■ THE REQUEST
Write out the listing below without alteration, omitting its pictures.
# # # #
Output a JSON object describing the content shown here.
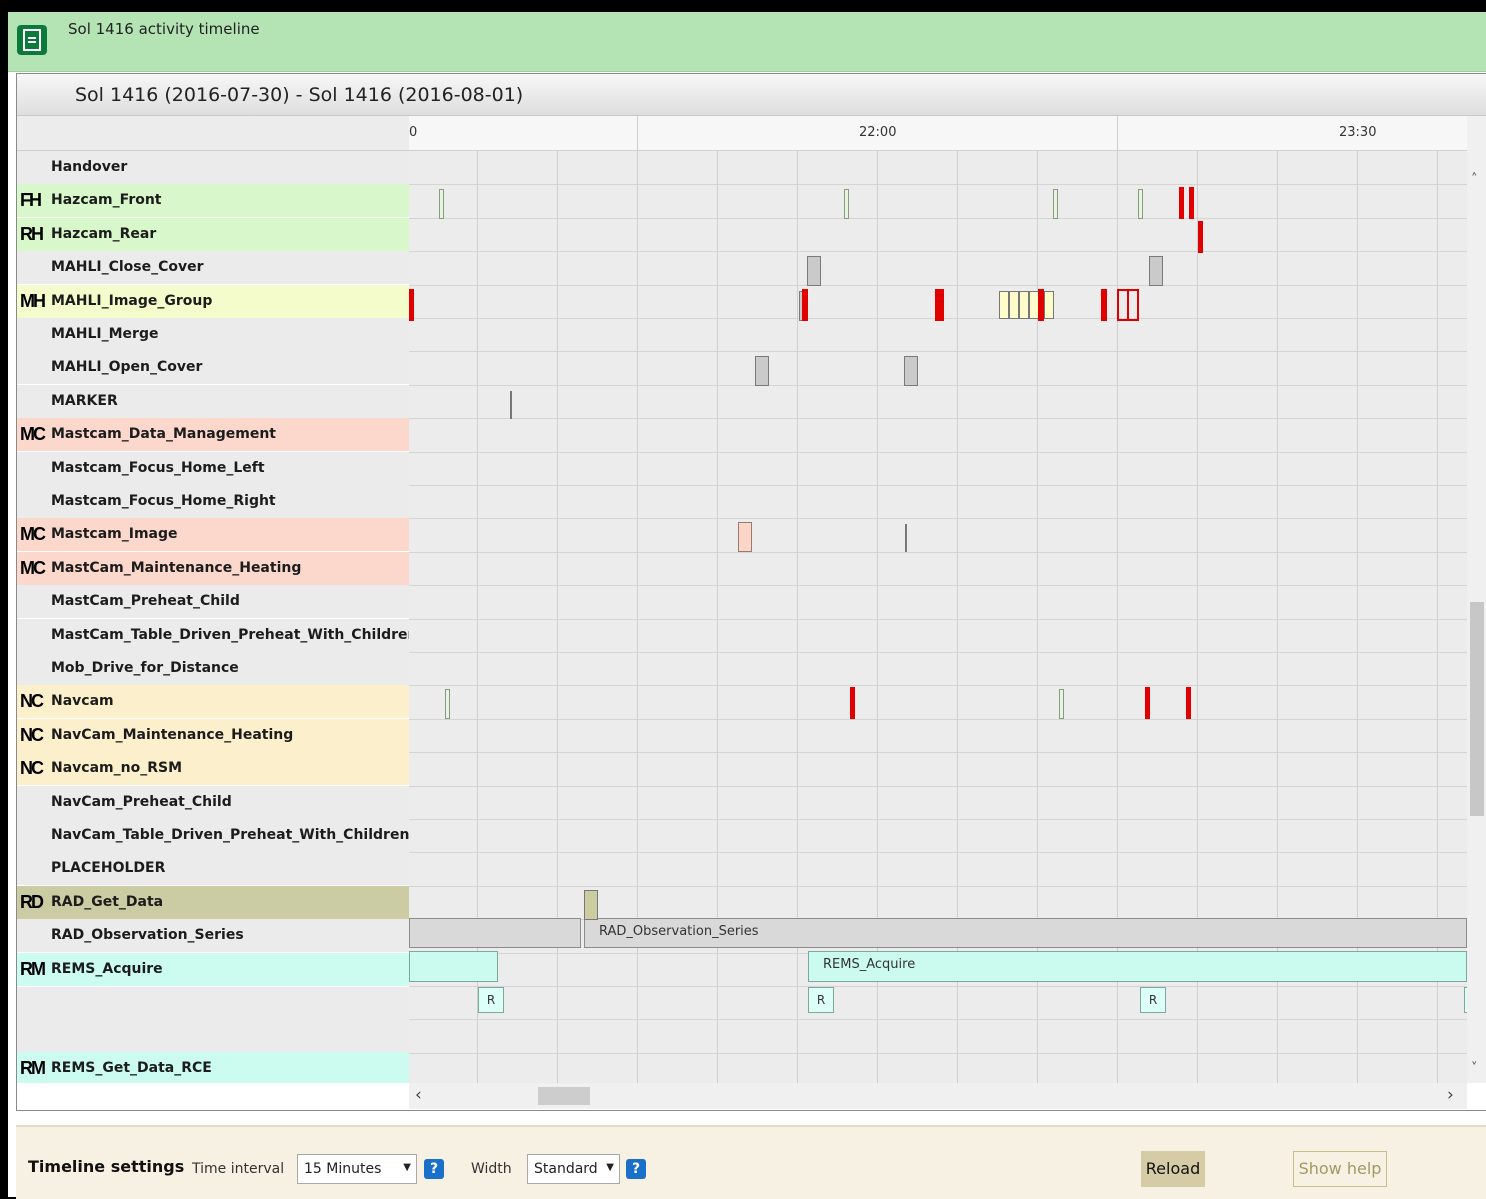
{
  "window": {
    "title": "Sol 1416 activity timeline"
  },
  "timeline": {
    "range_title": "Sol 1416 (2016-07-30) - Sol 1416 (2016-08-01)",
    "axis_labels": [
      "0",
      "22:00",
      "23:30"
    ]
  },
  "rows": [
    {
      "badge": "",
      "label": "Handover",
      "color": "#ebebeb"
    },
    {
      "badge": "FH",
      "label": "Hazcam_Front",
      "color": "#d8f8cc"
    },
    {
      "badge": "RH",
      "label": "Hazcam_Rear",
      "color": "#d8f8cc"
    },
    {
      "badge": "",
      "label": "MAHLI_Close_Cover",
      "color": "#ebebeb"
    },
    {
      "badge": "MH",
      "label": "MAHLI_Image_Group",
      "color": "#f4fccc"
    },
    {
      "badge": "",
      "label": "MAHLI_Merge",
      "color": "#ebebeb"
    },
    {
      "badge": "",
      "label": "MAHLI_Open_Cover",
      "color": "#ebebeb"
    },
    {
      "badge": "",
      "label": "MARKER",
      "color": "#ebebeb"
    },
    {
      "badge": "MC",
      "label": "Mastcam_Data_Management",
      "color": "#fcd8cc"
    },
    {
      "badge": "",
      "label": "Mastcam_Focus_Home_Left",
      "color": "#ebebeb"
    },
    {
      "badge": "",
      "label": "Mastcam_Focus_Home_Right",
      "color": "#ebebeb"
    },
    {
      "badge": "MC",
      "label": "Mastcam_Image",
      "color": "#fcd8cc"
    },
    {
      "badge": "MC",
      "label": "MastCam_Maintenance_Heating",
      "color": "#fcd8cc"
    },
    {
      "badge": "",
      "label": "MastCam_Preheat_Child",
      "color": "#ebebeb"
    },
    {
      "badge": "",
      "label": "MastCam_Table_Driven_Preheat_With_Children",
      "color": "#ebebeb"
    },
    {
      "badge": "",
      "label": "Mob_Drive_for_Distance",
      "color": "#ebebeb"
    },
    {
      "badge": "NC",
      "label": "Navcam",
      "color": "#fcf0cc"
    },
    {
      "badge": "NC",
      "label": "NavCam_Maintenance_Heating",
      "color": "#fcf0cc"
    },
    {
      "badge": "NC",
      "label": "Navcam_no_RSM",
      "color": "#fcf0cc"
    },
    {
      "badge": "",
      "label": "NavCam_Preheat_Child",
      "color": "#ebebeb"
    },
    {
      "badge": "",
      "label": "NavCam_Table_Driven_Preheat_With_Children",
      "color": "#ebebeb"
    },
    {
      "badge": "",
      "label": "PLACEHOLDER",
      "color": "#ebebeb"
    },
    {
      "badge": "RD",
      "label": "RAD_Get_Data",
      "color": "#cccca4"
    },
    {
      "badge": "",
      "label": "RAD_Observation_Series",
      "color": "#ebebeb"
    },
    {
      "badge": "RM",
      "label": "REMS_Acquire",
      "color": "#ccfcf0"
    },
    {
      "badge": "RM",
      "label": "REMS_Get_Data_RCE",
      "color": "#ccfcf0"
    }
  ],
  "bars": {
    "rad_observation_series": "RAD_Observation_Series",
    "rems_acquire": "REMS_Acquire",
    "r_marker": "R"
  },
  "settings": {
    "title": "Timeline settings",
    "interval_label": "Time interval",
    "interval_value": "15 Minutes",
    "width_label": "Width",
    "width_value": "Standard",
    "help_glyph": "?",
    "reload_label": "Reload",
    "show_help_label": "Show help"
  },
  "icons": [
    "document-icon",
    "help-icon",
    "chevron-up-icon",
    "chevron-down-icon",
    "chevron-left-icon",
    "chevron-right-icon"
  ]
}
# # # #
■ SOLUTION TO THIS EXERCISE
Output a JSON object describing the content shown here.
{
  "window": {
    "title": "Sol 1416 activity timeline"
  },
  "timeline": {
    "range_title": "Sol 1416 (2016-07-30) - Sol 1416 (2016-08-01)",
    "axis_labels": [
      "0",
      "22:00",
      "23:30"
    ]
  },
  "rows": [
    {
      "badge": "",
      "label": "Handover",
      "color": "#ebebeb"
    },
    {
      "badge": "FH",
      "label": "Hazcam_Front",
      "color": "#d8f8cc"
    },
    {
      "badge": "RH",
      "label": "Hazcam_Rear",
      "color": "#d8f8cc"
    },
    {
      "badge": "",
      "label": "MAHLI_Close_Cover",
      "color": "#ebebeb"
    },
    {
      "badge": "MH",
      "label": "MAHLI_Image_Group",
      "color": "#f4fccc"
    },
    {
      "badge": "",
      "label": "MAHLI_Merge",
      "color": "#ebebeb"
    },
    {
      "badge": "",
      "label": "MAHLI_Open_Cover",
      "color": "#ebebeb"
    },
    {
      "badge": "",
      "label": "MARKER",
      "color": "#ebebeb"
    },
    {
      "badge": "MC",
      "label": "Mastcam_Data_Management",
      "color": "#fcd8cc"
    },
    {
      "badge": "",
      "label": "Mastcam_Focus_Home_Left",
      "color": "#ebebeb"
    },
    {
      "badge": "",
      "label": "Mastcam_Focus_Home_Right",
      "color": "#ebebeb"
    },
    {
      "badge": "MC",
      "label": "Mastcam_Image",
      "color": "#fcd8cc"
    },
    {
      "badge": "MC",
      "label": "MastCam_Maintenance_Heating",
      "color": "#fcd8cc"
    },
    {
      "badge": "",
      "label": "MastCam_Preheat_Child",
      "color": "#ebebeb"
    },
    {
      "badge": "",
      "label": "MastCam_Table_Driven_Preheat_With_Children",
      "color": "#ebebeb"
    },
    {
      "badge": "",
      "label": "Mob_Drive_for_Distance",
      "color": "#ebebeb"
    },
    {
      "badge": "NC",
      "label": "Navcam",
      "color": "#fcf0cc"
    },
    {
      "badge": "NC",
      "label": "NavCam_Maintenance_Heating",
      "color": "#fcf0cc"
    },
    {
      "badge": "NC",
      "label": "Navcam_no_RSM",
      "color": "#fcf0cc"
    },
    {
      "badge": "",
      "label": "NavCam_Preheat_Child",
      "color": "#ebebeb"
    },
    {
      "badge": "",
      "label": "NavCam_Table_Driven_Preheat_With_Children",
      "color": "#ebebeb"
    },
    {
      "badge": "",
      "label": "PLACEHOLDER",
      "color": "#ebebeb"
    },
    {
      "badge": "RD",
      "label": "RAD_Get_Data",
      "color": "#cccca4"
    },
    {
      "badge": "",
      "label": "RAD_Observation_Series",
      "color": "#ebebeb"
    },
    {
      "badge": "RM",
      "label": "REMS_Acquire",
      "color": "#ccfcf0"
    },
    {
      "badge": "RM",
      "label": "REMS_Get_Data_RCE",
      "color": "#ccfcf0"
    }
  ],
  "bars": {
    "rad_observation_series": "RAD_Observation_Series",
    "rems_acquire": "REMS_Acquire",
    "r_marker": "R"
  },
  "settings": {
    "title": "Timeline settings",
    "interval_label": "Time interval",
    "interval_value": "15 Minutes",
    "width_label": "Width",
    "width_value": "Standard",
    "help_glyph": "?",
    "reload_label": "Reload",
    "show_help_label": "Show help"
  },
  "icons": [
    "document-icon",
    "help-icon",
    "chevron-up-icon",
    "chevron-down-icon",
    "chevron-left-icon",
    "chevron-right-icon"
  ]
}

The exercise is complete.